Will you extract the entries word for word? Images should not appear in the copy.
* * *
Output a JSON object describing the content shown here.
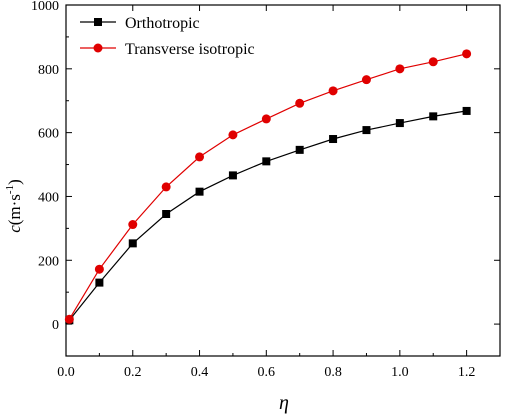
{
  "chart_data": {
    "type": "line",
    "title": "",
    "xlabel": "η",
    "ylabel": {
      "symbol": "c",
      "unit": "(m·s",
      "sup": "-1",
      "close": ")"
    },
    "xlim": [
      0.0,
      1.3
    ],
    "ylim": [
      -100,
      1000
    ],
    "xticks": [
      "0.0",
      "0.2",
      "0.4",
      "0.6",
      "0.8",
      "1.0",
      "1.2"
    ],
    "yticks": [
      "0",
      "200",
      "400",
      "600",
      "800",
      "1000"
    ],
    "grid": false,
    "legend_position": "top-left",
    "x": [
      0.01,
      0.1,
      0.2,
      0.3,
      0.4,
      0.5,
      0.6,
      0.7,
      0.8,
      0.9,
      1.0,
      1.1,
      1.2
    ],
    "series": [
      {
        "name": "Orthotropic",
        "marker": "square",
        "color": "#000000",
        "values": [
          12,
          130,
          253,
          345,
          415,
          466,
          510,
          546,
          580,
          608,
          630,
          651,
          668
        ]
      },
      {
        "name": "Transverse isotropic",
        "marker": "circle",
        "color": "#e00000",
        "values": [
          15,
          172,
          312,
          430,
          524,
          593,
          643,
          692,
          731,
          766,
          800,
          822,
          847
        ]
      }
    ]
  }
}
* * *
Solution to this problem:
Output a JSON object describing the content shown here.
{
  "chart_data": {
    "type": "line",
    "title": "",
    "xlabel": "η",
    "ylabel": {
      "symbol": "c",
      "unit": "(m·s",
      "sup": "-1",
      "close": ")"
    },
    "xlim": [
      0.0,
      1.3
    ],
    "ylim": [
      -100,
      1000
    ],
    "xticks": [
      "0.0",
      "0.2",
      "0.4",
      "0.6",
      "0.8",
      "1.0",
      "1.2"
    ],
    "yticks": [
      "0",
      "200",
      "400",
      "600",
      "800",
      "1000"
    ],
    "grid": false,
    "legend_position": "top-left",
    "x": [
      0.01,
      0.1,
      0.2,
      0.3,
      0.4,
      0.5,
      0.6,
      0.7,
      0.8,
      0.9,
      1.0,
      1.1,
      1.2
    ],
    "series": [
      {
        "name": "Orthotropic",
        "marker": "square",
        "color": "#000000",
        "values": [
          12,
          130,
          253,
          345,
          415,
          466,
          510,
          546,
          580,
          608,
          630,
          651,
          668
        ]
      },
      {
        "name": "Transverse isotropic",
        "marker": "circle",
        "color": "#e00000",
        "values": [
          15,
          172,
          312,
          430,
          524,
          593,
          643,
          692,
          731,
          766,
          800,
          822,
          847
        ]
      }
    ]
  }
}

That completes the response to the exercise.